-- start of Supplied material --
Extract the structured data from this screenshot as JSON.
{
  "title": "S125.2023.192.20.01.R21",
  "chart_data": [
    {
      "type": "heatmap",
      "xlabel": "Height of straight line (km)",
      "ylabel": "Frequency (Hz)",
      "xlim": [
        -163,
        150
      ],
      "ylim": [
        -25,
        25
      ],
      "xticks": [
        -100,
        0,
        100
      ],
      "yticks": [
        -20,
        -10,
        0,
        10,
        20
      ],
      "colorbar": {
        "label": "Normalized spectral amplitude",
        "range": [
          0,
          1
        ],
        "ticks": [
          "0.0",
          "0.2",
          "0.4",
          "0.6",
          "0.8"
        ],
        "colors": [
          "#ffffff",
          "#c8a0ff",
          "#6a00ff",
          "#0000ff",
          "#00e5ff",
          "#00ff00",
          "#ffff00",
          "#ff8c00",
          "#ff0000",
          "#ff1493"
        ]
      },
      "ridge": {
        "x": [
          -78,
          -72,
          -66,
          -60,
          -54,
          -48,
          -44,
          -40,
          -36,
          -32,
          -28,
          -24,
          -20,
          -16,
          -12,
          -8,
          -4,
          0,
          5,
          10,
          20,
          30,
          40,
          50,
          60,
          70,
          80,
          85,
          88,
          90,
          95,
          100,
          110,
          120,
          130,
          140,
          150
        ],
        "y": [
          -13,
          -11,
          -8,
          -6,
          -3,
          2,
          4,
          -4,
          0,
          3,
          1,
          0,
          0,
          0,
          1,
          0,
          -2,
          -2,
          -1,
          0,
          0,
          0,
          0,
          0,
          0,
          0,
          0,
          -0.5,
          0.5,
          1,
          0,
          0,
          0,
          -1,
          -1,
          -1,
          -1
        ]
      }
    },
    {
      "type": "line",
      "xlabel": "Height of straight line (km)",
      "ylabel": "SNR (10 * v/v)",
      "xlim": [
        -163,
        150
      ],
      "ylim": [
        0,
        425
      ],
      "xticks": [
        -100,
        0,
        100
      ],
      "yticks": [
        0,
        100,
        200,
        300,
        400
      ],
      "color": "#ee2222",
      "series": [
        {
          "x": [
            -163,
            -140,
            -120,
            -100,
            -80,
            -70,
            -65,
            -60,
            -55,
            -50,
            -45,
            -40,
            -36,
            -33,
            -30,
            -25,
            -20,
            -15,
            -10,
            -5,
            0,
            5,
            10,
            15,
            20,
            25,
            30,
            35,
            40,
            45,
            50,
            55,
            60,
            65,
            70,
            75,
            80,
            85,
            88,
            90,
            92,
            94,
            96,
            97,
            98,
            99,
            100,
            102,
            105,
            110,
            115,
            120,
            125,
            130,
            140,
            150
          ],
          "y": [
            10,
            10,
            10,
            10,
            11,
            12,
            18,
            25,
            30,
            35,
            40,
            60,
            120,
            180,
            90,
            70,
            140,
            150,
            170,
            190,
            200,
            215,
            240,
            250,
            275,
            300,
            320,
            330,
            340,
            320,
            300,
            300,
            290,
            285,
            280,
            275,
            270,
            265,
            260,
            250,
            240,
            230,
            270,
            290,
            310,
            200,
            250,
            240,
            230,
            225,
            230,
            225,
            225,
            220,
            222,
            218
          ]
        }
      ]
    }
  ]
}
-- end of Supplied material --
Short task: Pull out every line of the records that includes the string "ylabel".

Output below:
      "ylabel": "Frequency (Hz)",
      "ylabel": "SNR (10 * v/v)",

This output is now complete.